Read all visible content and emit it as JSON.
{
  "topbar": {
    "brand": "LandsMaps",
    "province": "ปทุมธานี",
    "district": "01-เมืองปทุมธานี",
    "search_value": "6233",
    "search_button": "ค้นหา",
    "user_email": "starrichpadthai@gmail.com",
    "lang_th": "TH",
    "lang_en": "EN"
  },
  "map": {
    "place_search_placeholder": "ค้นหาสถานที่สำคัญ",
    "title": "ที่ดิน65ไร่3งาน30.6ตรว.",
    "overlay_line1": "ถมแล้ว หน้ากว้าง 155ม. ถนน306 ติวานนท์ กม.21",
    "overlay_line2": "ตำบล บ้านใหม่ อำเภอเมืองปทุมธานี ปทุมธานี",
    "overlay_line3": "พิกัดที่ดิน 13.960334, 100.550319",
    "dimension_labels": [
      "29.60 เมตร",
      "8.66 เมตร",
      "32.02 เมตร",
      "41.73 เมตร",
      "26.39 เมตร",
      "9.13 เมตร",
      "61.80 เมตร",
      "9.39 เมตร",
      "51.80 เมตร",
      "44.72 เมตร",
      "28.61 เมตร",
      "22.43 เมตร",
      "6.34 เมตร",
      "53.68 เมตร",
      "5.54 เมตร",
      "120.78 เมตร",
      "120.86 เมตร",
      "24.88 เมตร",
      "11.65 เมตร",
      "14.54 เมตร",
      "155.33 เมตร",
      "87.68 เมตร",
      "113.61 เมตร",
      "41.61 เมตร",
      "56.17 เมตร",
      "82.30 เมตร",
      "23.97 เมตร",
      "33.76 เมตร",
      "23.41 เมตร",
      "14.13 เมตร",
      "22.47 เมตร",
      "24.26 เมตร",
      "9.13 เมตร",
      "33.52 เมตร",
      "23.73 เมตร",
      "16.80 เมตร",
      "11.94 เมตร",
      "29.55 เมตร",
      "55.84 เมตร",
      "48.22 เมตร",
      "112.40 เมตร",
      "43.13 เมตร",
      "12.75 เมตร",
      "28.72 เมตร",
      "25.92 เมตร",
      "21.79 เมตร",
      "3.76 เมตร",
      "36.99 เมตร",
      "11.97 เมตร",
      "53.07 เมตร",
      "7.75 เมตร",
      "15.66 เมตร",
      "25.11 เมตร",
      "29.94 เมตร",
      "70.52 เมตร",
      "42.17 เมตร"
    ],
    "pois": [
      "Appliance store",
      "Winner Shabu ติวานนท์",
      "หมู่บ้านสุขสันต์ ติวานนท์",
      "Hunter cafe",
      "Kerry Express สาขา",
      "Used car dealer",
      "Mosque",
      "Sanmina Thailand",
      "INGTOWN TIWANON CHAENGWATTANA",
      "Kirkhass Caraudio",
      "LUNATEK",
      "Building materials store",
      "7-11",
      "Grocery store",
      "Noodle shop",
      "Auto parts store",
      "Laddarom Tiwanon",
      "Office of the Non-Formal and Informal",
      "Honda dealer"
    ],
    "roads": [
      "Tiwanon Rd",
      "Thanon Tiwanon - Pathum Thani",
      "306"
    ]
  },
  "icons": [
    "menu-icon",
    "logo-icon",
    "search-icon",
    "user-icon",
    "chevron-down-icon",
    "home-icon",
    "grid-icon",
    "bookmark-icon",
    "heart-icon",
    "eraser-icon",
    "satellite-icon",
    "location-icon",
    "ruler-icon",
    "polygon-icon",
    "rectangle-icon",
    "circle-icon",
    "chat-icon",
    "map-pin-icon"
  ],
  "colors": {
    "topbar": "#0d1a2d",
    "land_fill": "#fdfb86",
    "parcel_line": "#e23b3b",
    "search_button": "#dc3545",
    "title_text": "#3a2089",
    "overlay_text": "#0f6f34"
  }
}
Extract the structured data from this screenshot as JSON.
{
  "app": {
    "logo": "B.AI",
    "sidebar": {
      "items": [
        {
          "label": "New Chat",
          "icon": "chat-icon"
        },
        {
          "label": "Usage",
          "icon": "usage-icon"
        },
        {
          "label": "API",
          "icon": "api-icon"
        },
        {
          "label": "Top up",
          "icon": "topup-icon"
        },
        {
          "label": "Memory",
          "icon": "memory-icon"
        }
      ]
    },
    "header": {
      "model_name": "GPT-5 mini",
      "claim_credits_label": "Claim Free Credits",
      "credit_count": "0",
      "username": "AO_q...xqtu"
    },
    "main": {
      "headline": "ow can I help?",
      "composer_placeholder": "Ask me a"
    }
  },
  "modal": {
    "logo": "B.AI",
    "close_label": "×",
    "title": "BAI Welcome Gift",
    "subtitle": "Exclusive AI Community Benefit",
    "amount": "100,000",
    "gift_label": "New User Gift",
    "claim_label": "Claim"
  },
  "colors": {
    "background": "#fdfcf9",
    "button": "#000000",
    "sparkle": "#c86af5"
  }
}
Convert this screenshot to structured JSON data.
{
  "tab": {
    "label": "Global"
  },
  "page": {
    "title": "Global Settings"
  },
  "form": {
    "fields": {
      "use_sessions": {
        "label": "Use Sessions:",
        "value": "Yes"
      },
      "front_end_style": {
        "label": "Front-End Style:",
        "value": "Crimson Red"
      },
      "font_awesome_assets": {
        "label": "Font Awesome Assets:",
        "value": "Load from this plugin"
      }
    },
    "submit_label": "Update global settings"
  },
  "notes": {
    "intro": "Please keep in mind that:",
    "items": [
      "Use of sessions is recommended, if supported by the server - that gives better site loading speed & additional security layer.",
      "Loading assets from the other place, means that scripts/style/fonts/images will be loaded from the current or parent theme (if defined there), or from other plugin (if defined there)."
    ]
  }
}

* **Instruction**
Identify the lines that contain the string "structured", and copy every one of them.

* **Output below**
Extract the structured data from this screenshot as JSON.
Convert this screenshot to structured JSON data.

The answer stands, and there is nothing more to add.